* _AIM_: Output each entry below as it stands, leaving out every picture.

[Saved data entries]
=======
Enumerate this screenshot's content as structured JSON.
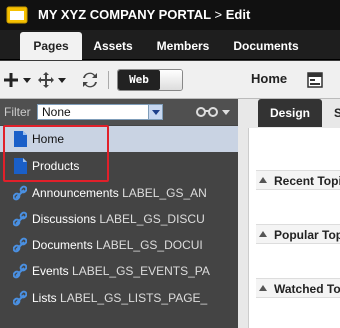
{
  "title": {
    "app": "MY XYZ COMPANY PORTAL",
    "separator": ">",
    "mode": "Edit"
  },
  "tabs": [
    {
      "label": "Pages",
      "active": true
    },
    {
      "label": "Assets",
      "active": false
    },
    {
      "label": "Members",
      "active": false
    },
    {
      "label": "Documents",
      "active": false
    }
  ],
  "toolbar": {
    "add_icon": "plus-icon",
    "move_icon": "move-arrows-icon",
    "refresh_icon": "refresh-icon",
    "view_toggle_label": "Web",
    "breadcrumb": "Home",
    "page_icon": "page-layout-icon"
  },
  "filter": {
    "label": "Filter",
    "selected": "None"
  },
  "tree": [
    {
      "type": "page",
      "icon": "page-icon",
      "label": "Home",
      "suffix": ""
    },
    {
      "type": "page",
      "icon": "page-icon",
      "label": "Products",
      "suffix": ""
    },
    {
      "type": "link",
      "icon": "link-icon",
      "label": "Announcements",
      "suffix": "LABEL_GS_AN"
    },
    {
      "type": "link",
      "icon": "link-icon",
      "label": "Discussions",
      "suffix": "LABEL_GS_DISCU"
    },
    {
      "type": "link",
      "icon": "link-icon",
      "label": "Documents",
      "suffix": "LABEL_GS_DOCUI"
    },
    {
      "type": "link",
      "icon": "link-icon",
      "label": "Events",
      "suffix": "LABEL_GS_EVENTS_PA"
    },
    {
      "type": "link",
      "icon": "link-icon",
      "label": "Lists",
      "suffix": "LABEL_GS_LISTS_PAGE_"
    }
  ],
  "right": {
    "tab_design": "Design",
    "tab_next": "S",
    "widgets": [
      "Recent Topi",
      "Popular Top",
      "Watched To"
    ]
  },
  "colors": {
    "highlight": "#e0202a",
    "page_icon": "#1a5fc8",
    "link_icon": "#4a90e2"
  }
}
=======
* _RESPONSE TO THIS EXERCISE_:
Enumerate this screenshot's content as structured JSON.
{
  "title": {
    "app": "MY XYZ COMPANY PORTAL",
    "separator": ">",
    "mode": "Edit"
  },
  "tabs": [
    {
      "label": "Pages",
      "active": true
    },
    {
      "label": "Assets",
      "active": false
    },
    {
      "label": "Members",
      "active": false
    },
    {
      "label": "Documents",
      "active": false
    }
  ],
  "toolbar": {
    "add_icon": "plus-icon",
    "move_icon": "move-arrows-icon",
    "refresh_icon": "refresh-icon",
    "view_toggle_label": "Web",
    "breadcrumb": "Home",
    "page_icon": "page-layout-icon"
  },
  "filter": {
    "label": "Filter",
    "selected": "None"
  },
  "tree": [
    {
      "type": "page",
      "icon": "page-icon",
      "label": "Home",
      "suffix": ""
    },
    {
      "type": "page",
      "icon": "page-icon",
      "label": "Products",
      "suffix": ""
    },
    {
      "type": "link",
      "icon": "link-icon",
      "label": "Announcements",
      "suffix": "LABEL_GS_AN"
    },
    {
      "type": "link",
      "icon": "link-icon",
      "label": "Discussions",
      "suffix": "LABEL_GS_DISCU"
    },
    {
      "type": "link",
      "icon": "link-icon",
      "label": "Documents",
      "suffix": "LABEL_GS_DOCUI"
    },
    {
      "type": "link",
      "icon": "link-icon",
      "label": "Events",
      "suffix": "LABEL_GS_EVENTS_PA"
    },
    {
      "type": "link",
      "icon": "link-icon",
      "label": "Lists",
      "suffix": "LABEL_GS_LISTS_PAGE_"
    }
  ],
  "right": {
    "tab_design": "Design",
    "tab_next": "S",
    "widgets": [
      "Recent Topi",
      "Popular Top",
      "Watched To"
    ]
  },
  "colors": {
    "highlight": "#e0202a",
    "page_icon": "#1a5fc8",
    "link_icon": "#4a90e2"
  }
}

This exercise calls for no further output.